§ **Material**:
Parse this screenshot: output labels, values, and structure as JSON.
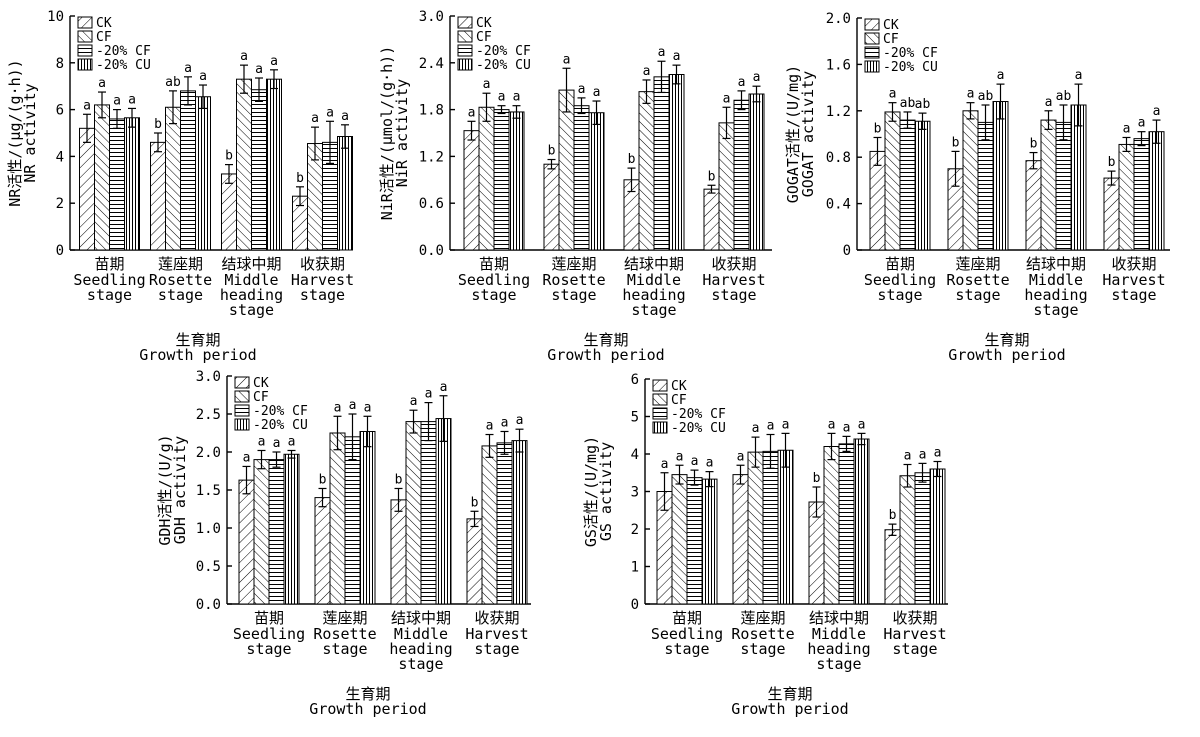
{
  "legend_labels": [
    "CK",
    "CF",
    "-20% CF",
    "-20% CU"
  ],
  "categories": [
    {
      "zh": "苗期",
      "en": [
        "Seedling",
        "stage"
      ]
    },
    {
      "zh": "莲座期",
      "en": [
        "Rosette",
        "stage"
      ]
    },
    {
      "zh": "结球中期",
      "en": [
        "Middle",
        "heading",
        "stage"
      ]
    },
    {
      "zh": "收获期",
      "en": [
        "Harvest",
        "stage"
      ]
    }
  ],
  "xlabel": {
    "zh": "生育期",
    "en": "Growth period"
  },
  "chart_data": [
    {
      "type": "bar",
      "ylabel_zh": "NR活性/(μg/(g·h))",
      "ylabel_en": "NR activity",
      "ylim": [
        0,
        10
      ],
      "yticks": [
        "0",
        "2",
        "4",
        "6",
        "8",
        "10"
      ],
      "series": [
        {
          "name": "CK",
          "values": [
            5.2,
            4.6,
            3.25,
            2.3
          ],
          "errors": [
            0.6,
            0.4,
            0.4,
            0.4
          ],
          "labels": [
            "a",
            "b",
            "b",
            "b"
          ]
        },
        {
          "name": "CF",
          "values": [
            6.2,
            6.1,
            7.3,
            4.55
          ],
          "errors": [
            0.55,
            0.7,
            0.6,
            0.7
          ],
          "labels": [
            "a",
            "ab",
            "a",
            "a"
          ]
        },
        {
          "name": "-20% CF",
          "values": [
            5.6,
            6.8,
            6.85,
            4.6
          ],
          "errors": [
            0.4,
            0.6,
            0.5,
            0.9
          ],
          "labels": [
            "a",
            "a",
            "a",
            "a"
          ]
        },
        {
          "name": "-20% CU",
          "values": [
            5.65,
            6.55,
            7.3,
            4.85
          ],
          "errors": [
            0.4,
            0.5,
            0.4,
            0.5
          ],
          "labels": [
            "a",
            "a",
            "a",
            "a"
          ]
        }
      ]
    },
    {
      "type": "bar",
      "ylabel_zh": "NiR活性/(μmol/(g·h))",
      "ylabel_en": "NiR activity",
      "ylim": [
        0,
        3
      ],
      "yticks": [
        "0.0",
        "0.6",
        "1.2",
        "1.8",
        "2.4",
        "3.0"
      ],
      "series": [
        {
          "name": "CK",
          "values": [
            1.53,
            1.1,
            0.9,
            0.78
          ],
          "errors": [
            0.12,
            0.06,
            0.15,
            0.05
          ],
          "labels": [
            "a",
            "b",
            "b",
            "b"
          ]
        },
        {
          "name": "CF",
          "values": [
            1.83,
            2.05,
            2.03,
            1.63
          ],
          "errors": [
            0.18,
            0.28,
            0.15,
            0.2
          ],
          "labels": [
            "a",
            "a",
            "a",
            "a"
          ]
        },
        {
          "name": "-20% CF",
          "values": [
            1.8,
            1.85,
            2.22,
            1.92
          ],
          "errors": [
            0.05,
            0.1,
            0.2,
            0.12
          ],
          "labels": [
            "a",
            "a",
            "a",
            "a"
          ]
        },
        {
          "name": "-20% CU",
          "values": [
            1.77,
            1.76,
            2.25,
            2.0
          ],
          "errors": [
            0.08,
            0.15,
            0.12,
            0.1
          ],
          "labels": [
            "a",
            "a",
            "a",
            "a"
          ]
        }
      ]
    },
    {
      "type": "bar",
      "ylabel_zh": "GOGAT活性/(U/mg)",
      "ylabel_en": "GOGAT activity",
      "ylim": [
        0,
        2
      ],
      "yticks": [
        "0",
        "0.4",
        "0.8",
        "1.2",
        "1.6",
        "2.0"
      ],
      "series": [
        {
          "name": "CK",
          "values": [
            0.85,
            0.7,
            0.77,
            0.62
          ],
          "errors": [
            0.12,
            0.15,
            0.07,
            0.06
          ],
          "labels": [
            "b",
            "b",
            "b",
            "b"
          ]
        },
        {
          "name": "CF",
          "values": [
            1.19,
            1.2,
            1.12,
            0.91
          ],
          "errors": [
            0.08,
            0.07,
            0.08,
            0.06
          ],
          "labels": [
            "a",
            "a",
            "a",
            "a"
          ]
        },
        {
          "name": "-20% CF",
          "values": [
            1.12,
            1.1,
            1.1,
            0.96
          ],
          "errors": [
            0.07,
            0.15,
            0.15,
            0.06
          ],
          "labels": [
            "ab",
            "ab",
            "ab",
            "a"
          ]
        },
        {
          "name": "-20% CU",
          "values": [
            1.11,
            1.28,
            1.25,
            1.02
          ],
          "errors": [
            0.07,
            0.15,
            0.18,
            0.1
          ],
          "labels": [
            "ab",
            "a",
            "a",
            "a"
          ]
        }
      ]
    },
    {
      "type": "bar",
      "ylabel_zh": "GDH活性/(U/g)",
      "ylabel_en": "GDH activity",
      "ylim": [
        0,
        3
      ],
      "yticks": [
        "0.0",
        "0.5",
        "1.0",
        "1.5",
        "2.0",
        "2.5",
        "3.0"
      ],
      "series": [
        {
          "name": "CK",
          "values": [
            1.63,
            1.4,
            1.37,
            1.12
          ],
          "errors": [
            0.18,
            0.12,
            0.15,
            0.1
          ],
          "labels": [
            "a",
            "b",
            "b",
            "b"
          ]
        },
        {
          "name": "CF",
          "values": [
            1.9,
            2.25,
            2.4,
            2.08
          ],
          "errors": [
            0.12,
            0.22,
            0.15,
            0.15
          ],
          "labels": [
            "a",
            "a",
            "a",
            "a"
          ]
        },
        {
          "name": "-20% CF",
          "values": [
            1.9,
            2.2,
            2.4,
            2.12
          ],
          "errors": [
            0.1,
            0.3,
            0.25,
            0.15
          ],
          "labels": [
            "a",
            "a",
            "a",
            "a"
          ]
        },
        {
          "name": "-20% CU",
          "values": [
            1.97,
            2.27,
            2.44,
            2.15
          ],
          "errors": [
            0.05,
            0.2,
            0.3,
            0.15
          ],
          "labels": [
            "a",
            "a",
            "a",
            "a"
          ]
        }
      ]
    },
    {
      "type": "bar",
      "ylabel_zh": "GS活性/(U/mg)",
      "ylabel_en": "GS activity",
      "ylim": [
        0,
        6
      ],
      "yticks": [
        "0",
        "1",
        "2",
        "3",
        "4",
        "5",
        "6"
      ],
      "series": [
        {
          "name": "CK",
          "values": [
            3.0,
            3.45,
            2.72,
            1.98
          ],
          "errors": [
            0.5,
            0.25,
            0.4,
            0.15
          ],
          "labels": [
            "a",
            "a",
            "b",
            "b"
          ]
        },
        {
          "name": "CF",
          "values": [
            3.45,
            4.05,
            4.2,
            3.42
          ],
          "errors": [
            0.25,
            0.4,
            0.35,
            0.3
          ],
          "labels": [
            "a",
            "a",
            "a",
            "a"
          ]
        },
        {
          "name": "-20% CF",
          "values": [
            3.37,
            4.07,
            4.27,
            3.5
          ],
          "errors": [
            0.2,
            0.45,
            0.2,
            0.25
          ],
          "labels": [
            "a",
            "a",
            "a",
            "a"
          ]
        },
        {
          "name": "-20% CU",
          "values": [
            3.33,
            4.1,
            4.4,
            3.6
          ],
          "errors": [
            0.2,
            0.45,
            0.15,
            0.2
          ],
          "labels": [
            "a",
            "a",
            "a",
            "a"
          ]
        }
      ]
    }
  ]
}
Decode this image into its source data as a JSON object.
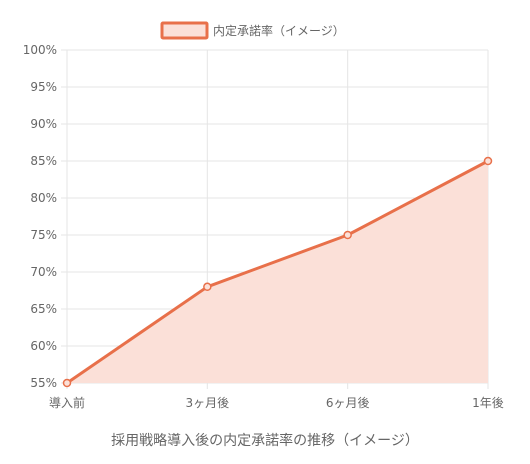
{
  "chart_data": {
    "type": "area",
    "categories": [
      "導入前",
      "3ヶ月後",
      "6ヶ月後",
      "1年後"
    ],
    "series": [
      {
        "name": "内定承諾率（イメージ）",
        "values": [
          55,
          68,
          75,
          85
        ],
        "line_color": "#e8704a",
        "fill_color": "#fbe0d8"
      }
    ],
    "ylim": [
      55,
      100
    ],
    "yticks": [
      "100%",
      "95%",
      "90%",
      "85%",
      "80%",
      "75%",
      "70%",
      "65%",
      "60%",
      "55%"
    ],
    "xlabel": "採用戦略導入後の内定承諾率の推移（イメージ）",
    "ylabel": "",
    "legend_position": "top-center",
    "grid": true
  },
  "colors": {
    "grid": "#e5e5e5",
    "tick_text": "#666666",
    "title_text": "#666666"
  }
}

§ **Problem description**: Your task is to repeat exactly the lines from the one containing "Decode this image" through the end of the material, both included, and only those, without pictures.

§ **Output**:
Decode this image into its source data as a JSON object.
{
  "chart_data": {
    "type": "area",
    "categories": [
      "導入前",
      "3ヶ月後",
      "6ヶ月後",
      "1年後"
    ],
    "series": [
      {
        "name": "内定承諾率（イメージ）",
        "values": [
          55,
          68,
          75,
          85
        ],
        "line_color": "#e8704a",
        "fill_color": "#fbe0d8"
      }
    ],
    "ylim": [
      55,
      100
    ],
    "yticks": [
      "100%",
      "95%",
      "90%",
      "85%",
      "80%",
      "75%",
      "70%",
      "65%",
      "60%",
      "55%"
    ],
    "xlabel": "採用戦略導入後の内定承諾率の推移（イメージ）",
    "ylabel": "",
    "legend_position": "top-center",
    "grid": true
  },
  "colors": {
    "grid": "#e5e5e5",
    "tick_text": "#666666",
    "title_text": "#666666"
  }
}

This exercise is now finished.